What you have to do
Can you reproduce the rows below with "bounding box" swapped for "enclosing rectangle", leaving everything else unchanged and omitting the pictures?

begin Data for the task

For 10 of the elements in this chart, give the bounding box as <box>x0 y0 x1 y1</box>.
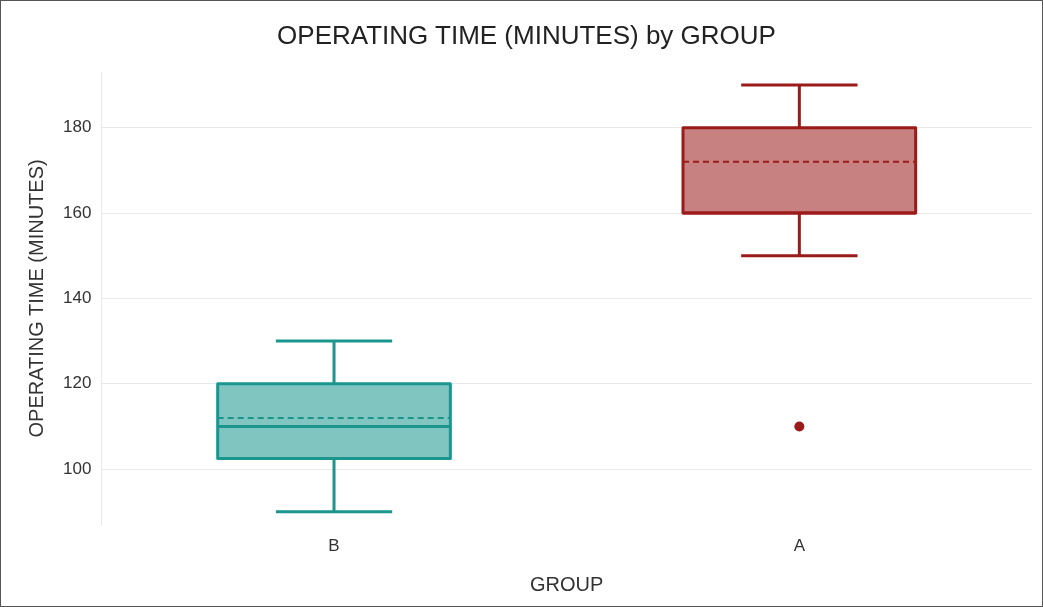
y-tick-label: 160 <box>62 202 92 222</box>
x-tick-label: B <box>328 536 340 556</box>
y-tick-label: 100 <box>62 458 92 478</box>
y-tick-label: 180 <box>62 117 92 137</box>
x-axis-title: GROUP <box>530 572 604 595</box>
chart-title: OPERATING TIME (MINUTES) by GROUP <box>277 19 776 50</box>
x-tick-label: A <box>793 536 806 556</box>
y-axis-title: OPERATING TIME (MINUTES) <box>24 159 47 438</box>
y-tick-label: 140 <box>62 288 92 308</box>
y-tick-label: 120 <box>62 373 92 393</box>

end Data for the task

Finished task
For 10 of the elements in this chart, give the enclosing rectangle as <box>x0 y0 x1 y1</box>.
y-tick-label: 160 <box>62 202 92 222</box>
x-tick-label: B <box>328 536 340 556</box>
y-tick-label: 100 <box>62 458 92 478</box>
y-tick-label: 180 <box>62 117 92 137</box>
x-axis-title: GROUP <box>530 572 604 595</box>
chart-title: OPERATING TIME (MINUTES) by GROUP <box>277 19 776 50</box>
x-tick-label: A <box>793 536 806 556</box>
y-axis-title: OPERATING TIME (MINUTES) <box>24 159 47 438</box>
y-tick-label: 140 <box>62 288 92 308</box>
y-tick-label: 120 <box>62 373 92 393</box>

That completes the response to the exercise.